### EXERCISE
Word for word, quote all of the material, omitting the pictures.

++++

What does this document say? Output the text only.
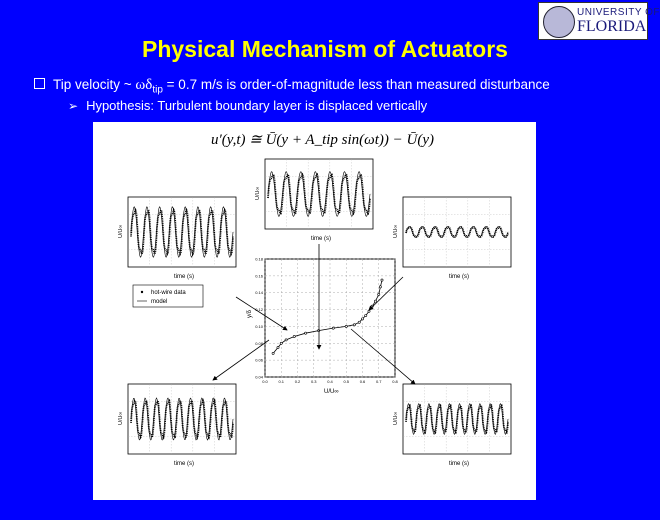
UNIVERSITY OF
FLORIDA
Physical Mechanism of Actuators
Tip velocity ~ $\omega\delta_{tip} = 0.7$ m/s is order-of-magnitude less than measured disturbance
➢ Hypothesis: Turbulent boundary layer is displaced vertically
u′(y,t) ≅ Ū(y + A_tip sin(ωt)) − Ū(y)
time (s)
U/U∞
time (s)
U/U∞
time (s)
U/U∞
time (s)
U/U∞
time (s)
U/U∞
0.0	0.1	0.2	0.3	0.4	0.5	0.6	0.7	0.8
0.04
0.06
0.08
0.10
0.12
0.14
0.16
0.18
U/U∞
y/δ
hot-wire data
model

++++

### SOLUTION FOR THIS EXERCISE
What does this document say? Output the text only.
UNIVERSITY OF
FLORIDA
Physical Mechanism of Actuators
Tip velocity ~ $\omega\delta_{tip} = 0.7$ m/s is order-of-magnitude less than measured disturbance
➢ Hypothesis: Turbulent boundary layer is displaced vertically
u′(y,t) ≅ Ū(y + A_tip sin(ωt)) − Ū(y)
time (s)
U/U∞
time (s)
U/U∞
time (s)
U/U∞
time (s)
U/U∞
time (s)
U/U∞
0.0	0.1	0.2	0.3	0.4	0.5	0.6	0.7	0.8
0.04
0.06
0.08
0.10
0.12
0.14
0.16
0.18
U/U∞
y/δ
hot-wire data
model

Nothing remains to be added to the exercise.